**Passage:**
##############################

Vickers hardness measurements of coatings and the substrate were carried out on polished surfaces of the different samples using Zwick B 3,212,001 equipment. A load of 249.1 N was applied for 15 s, and the average values were a series of 10 measurements. Charpy impact tests, using V-notch, were conducted on a MT 3016 Impact Tester, with a maximum capacity of 15 J, according to the ISO 179-2 standard [11]. Figure 3 presents the sample prepared for impact tests, with dimensions of 55 × 10 × 10 mm³.

The constraint factor (CF) was calculated using hardness (H) and yield strength (Y) values through Equation (1):

CF = H/Y,

(1)

3. Results

3.1. Microstructural Characterization

Figure 4a shows the cross-sectional back-scattering (BSE) image of the as-sprayed molybdenum coating. A zoom view is presented in Figure 4b, where porosity and a stratified lamellar microstructure are observed. From EDS analysis, only one phase can be identified as the molybdenum coating matrix, as previously verified by Ozgurluk [12], who used high-velocity oxygen fuel (HVOF) to produce refractory coatings. A certain oxygen level was detected in the detached region used for EDS analysis—16.3 wt.%—meaning that available oxygen reacted with molybdenum during the deposition. Additionally, other undesired features can be seen in Figure 4b, particularly pores and unmelted particles, resulting from the high strain of the particles during the solidification process. Finally, looking at the interface between the coating and substrate (Figure 5a), one can observe irregularities. Indeed, the mechanical properties will be affected by this characteristic. Bradai et al. [13] verified the oxide formation using a bond coat of Mo while depositing bearing steel coating onto 35CrMo4 steel. They inferred that this formation was responsible for better adhesion strength without the Mo-bonding coat.

Figure 5a shows the cross-sectional BSE image of the as-sprayed X6CrNi18-8 stainless steel coating. Figure 5b shows a magnified image indicated in the previous one. Comparing these images to those described for Mo coating, the morphology remained lamellar, but the round shape was more frequent. Interposed splats with some oxidation levels were also detected, and large pores were observed. However, the most remarkable feature is the morphology of the interface. In Figure 5b, a continuous interface turns complex to distinguish the coating and substrate characteristics. This can assure a much higher level of adhesion strength, which can result in different mechanical properties from those determined by Mo coating.

Further, the small impact force was not conducive to the combination of lamellar structure, allowing easy generation of large pores, especially in these regions. In Figure 5b, two phases can be identified using the image contrast. The bright areas are a Cr-rich binder phase, as later revealed by EDS (Cr ~12 wt.%). Variation in the grayscale of the Cr-rich phase can be observed, which can be attributed to the small number of carbides dissolved in the coating matrix and the interlayer oxidation (Oxygen ~12.4 wt.%).

3.2. Mechanical Properties

Figure 6 presents the stress–strain curve obtained for substrate and arc-sprayed coatings.

##############################

(Layout element entries)

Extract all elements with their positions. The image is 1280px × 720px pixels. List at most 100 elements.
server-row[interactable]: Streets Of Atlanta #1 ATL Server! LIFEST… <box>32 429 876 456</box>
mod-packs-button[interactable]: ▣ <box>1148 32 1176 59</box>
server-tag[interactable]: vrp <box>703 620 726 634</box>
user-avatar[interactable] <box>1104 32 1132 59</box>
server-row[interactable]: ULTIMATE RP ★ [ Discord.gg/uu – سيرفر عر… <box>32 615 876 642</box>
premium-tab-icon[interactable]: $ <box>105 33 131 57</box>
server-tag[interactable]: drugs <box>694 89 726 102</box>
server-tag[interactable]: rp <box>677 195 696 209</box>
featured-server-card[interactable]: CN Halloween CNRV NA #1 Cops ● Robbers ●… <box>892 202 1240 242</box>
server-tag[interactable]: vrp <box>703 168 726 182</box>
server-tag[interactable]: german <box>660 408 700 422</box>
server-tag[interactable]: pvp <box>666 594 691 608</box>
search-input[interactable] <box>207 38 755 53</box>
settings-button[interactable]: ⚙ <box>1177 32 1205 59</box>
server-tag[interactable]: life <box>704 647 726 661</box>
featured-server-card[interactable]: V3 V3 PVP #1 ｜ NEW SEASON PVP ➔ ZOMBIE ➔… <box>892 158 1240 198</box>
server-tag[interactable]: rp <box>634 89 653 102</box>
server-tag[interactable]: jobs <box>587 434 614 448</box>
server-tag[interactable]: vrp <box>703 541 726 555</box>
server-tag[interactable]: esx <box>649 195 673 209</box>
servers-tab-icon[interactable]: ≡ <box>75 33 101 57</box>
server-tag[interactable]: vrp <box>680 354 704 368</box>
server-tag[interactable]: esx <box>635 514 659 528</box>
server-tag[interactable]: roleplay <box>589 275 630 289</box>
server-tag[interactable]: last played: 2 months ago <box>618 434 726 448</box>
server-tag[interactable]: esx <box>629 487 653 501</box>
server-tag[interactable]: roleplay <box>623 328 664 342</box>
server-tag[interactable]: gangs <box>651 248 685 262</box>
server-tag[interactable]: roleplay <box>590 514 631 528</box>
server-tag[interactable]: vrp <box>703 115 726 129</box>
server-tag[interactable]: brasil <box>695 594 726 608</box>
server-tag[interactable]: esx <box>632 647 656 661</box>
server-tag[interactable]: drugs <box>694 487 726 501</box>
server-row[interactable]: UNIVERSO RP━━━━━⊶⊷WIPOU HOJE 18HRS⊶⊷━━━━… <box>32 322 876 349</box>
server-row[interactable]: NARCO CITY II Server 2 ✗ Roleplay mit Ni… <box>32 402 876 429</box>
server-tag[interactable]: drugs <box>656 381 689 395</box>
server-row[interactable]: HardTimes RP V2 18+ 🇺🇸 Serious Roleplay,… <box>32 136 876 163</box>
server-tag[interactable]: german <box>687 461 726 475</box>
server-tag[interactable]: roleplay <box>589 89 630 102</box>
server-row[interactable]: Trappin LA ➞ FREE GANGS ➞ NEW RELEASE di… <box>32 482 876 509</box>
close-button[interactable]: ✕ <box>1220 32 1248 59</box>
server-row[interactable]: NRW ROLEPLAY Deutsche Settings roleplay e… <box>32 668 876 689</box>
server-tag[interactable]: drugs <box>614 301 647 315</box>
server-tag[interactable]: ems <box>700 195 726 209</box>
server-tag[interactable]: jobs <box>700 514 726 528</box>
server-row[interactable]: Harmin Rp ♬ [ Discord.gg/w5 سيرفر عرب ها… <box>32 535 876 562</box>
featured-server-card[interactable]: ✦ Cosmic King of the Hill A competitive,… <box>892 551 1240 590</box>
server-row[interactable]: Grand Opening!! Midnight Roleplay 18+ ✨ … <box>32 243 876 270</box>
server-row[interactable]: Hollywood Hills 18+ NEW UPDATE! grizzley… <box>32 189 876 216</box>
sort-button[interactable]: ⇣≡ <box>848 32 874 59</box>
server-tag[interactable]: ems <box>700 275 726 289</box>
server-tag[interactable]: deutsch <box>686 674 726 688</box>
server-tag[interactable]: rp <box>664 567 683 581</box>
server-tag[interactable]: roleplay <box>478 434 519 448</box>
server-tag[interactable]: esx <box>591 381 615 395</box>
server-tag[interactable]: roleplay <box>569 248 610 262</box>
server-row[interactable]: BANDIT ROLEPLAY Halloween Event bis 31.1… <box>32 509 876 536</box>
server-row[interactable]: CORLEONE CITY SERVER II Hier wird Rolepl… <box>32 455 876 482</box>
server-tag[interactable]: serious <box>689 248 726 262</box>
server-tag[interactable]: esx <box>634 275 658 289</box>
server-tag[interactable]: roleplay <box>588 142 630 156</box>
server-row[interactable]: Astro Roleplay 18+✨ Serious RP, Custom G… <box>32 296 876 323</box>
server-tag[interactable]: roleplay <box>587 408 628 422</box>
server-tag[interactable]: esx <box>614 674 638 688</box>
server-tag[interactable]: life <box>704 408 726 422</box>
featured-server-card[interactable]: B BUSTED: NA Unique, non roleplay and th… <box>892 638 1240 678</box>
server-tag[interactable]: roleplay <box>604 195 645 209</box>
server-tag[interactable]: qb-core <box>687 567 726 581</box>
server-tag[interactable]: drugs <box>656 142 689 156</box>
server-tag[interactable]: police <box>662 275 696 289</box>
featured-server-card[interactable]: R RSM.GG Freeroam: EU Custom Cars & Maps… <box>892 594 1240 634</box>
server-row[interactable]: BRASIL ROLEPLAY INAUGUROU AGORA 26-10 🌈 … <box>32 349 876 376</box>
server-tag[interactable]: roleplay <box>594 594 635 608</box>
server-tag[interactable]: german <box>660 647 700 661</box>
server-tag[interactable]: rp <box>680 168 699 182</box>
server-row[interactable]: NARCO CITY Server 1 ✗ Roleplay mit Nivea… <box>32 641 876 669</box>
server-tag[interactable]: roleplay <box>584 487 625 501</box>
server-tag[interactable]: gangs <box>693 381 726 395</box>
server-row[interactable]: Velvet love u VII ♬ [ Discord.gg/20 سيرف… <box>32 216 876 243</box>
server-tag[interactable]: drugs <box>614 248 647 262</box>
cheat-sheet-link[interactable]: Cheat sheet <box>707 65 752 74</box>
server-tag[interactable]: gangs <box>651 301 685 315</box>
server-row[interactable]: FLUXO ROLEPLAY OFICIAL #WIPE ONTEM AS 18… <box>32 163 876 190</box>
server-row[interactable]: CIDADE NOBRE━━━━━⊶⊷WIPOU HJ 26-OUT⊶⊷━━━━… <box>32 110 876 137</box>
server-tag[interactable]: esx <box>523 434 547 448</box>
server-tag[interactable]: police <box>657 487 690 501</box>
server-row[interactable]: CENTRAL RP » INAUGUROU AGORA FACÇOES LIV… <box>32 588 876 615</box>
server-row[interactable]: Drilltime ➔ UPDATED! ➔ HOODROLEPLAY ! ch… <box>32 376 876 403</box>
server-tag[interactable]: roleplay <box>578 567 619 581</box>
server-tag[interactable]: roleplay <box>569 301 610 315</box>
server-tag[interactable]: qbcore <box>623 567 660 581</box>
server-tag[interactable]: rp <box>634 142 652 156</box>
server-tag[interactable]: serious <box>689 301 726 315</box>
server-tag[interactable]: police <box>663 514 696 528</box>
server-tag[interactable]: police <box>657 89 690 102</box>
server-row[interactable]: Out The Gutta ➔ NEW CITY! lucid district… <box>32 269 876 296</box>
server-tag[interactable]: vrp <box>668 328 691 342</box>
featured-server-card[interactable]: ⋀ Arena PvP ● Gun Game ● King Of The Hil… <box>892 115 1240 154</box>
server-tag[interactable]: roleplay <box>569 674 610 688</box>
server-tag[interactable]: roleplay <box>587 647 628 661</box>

##############################

**Problems and tasks:**
• A. In the coatings text, what load was used for the Vickers hardness measurements, and how long was it applied?
• B. Repeat the stretch of the coatings text from "Further, the small" through "(Oxygen ~12.4 wt.%)." word for word.

**Per-task outputs:**
• A. A load of 249.1 N was applied for 15 s.

• B.
Further, the small impact force was not conducive to the combination of lamellar structure, allowing easy generation of large pores, especially in these regions. In Figure 5b, two phases can be identified using the image contrast. The bright areas are a Cr-rich binder phase, as later revealed by EDS (Cr ~12 wt.%). Variation in the grayscale of the Cr-rich phase can be observed, which can be attributed to the small number of carbides dissolved in the coating matrix and the interlayer oxidation (Oxygen ~12.4 wt.%).